#### [Questions to answer]
1) Please duplicate the part of the overhyped-trends passage between "Really, really good?" and "foolish and meaningless.", inclusive.
2) In the overhyped-trends passage, the sentence beginning "I’m talking about EBOLA" says what the monster disease will do. List every one of those things.

#### [Study text]
____

Everything now has a social media component; clickbait is not only
the most prevalent media strategy but also the most mocked [3]. A lot
of the items on this list are only here due to the rise of memetic
viralization, including...
* Ebola: Not the
virus. I’m talking about EBOLA,
the monster disease that will steal your soul, kill your family,
cripple the economy, give the Republican Party control of Congress,
and eventually wipe out all life on Earth. The Western world hadn’t
had a good old-fashioned disease freak-out in a while, and Ebola
proved to be the ideal channel for privileged white people’s
free-floating anxiety. Never mind that the number of confirmed Ebola
cases in the United States never reached beyond the low double
digits, that Ebola is damned hard to transmit, requiring direct
contact with the body fluids of an infected person, and that Ebola
symptoms don’t manifest until the disease has nearly killed you;
the facts have never gotten in the way of a good mass panic and they
weren’t about to rear their ugly heads now.
* The Golden Age
of Television: So, have you noticed that TV is really good lately?
Really, really good? Yeah, me, too. There’s no denying that.
I have two problems with the new orthodoxy that TV has Never Been
Better. First, the praise seems directed principally toward dark
dramas with complex morality and serialized arcs—your Breaking
Bads, your Games of Thrones—with breadcrumbs tossed to
animation and sitcoms. Second, golden ages are retrospective; it’s
the nature of the beast, because the underlying assumption is that
things were so much better Back Then compared with our degraded
modern civillization. Saying that we’re living in a golden age of
TV because premium and online services are pumping out quality
content on a level unparalleled is foolish and meaningless.

____

#### [Extracted material]
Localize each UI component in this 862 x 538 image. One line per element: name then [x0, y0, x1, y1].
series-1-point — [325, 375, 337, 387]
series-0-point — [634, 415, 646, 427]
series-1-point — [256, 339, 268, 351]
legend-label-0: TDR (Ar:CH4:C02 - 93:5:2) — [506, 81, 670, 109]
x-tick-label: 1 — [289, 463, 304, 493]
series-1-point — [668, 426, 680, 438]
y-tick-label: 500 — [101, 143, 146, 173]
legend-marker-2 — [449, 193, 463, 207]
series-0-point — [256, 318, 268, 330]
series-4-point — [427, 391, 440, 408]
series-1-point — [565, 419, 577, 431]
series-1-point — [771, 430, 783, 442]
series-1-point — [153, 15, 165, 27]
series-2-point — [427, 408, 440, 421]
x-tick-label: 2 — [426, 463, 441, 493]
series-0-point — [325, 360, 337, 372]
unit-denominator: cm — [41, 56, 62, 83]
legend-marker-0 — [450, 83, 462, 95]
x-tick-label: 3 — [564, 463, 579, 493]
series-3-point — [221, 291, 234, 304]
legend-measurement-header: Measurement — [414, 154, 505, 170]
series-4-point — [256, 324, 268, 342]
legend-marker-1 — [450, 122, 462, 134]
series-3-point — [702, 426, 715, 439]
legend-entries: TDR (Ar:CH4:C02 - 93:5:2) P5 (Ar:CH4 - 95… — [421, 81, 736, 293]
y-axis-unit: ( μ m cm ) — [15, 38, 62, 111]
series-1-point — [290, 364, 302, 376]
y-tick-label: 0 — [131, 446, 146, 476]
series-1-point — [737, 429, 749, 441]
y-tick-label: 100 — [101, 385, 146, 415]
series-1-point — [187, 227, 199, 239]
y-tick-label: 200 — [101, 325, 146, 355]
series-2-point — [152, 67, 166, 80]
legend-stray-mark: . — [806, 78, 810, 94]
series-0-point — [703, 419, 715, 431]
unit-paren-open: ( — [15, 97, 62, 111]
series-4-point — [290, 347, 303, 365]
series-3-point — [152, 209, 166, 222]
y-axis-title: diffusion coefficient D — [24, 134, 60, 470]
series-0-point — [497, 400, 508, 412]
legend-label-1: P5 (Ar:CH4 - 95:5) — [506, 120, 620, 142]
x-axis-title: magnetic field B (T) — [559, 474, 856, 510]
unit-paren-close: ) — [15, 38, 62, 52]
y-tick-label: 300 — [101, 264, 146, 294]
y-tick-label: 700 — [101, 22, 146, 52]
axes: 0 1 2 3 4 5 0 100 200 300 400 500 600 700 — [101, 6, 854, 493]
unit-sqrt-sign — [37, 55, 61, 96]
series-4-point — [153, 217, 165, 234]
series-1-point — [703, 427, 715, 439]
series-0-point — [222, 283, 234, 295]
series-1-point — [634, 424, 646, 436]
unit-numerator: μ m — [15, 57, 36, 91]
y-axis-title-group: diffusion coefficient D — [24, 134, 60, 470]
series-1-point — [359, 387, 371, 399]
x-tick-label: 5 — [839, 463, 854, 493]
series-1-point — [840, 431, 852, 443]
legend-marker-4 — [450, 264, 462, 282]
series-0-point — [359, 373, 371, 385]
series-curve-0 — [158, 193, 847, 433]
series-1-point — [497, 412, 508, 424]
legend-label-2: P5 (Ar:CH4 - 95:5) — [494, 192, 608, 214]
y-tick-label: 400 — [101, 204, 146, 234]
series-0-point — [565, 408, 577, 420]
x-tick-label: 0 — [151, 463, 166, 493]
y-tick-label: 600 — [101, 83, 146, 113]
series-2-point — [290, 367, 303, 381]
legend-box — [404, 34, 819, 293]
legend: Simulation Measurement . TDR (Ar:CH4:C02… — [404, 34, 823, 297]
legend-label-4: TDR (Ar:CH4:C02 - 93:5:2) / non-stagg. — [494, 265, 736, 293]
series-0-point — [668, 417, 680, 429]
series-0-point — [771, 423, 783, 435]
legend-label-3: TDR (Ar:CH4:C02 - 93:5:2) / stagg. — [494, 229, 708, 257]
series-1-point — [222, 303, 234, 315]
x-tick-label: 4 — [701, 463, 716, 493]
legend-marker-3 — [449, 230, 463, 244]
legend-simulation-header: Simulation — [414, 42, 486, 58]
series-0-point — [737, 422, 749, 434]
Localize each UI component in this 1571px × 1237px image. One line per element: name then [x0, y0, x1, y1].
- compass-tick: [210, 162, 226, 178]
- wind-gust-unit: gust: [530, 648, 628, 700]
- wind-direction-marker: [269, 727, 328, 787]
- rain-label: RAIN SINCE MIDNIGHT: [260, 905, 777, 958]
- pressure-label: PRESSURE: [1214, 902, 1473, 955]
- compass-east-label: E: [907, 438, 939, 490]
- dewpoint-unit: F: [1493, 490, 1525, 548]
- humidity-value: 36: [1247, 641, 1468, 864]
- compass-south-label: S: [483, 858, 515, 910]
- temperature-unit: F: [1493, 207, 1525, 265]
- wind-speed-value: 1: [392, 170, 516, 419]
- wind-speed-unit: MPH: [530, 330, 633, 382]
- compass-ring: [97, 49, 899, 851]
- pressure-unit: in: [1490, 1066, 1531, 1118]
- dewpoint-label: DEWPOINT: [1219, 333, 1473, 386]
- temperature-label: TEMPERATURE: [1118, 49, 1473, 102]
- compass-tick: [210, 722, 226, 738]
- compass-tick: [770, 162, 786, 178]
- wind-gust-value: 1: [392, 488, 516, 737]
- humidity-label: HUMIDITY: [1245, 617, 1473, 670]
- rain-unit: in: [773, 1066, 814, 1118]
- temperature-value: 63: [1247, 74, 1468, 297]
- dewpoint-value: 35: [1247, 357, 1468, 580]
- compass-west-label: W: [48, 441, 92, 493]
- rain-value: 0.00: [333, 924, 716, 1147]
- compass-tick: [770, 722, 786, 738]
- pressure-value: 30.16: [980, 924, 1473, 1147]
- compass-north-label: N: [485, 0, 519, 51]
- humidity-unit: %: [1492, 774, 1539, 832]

____

#### [Solution set]
1)
Really, really good? Yeah, me, too. There’s no denying that.
I have two problems with the new orthodoxy that TV has Never Been
Better. First, the praise seems directed principally toward dark
dramas with complex morality and serialized arcs—your Breaking
Bads, your Games of Thrones—with breadcrumbs tossed to
animation and sitcoms. Second, golden ages are retrospective; it’s
the nature of the beast, because the underlying assumption is that
things were so much better Back Then compared with our degraded
modern civillization. Saying that we’re living in a golden age of
TV because premium and online services are pumping out quality
content on a level unparalleled is foolish and meaningless.

2)
- steal your soul
- kill your family
- cripple the economy
- give the Republican Party control of Congress
- eventually wipe out all life on Earth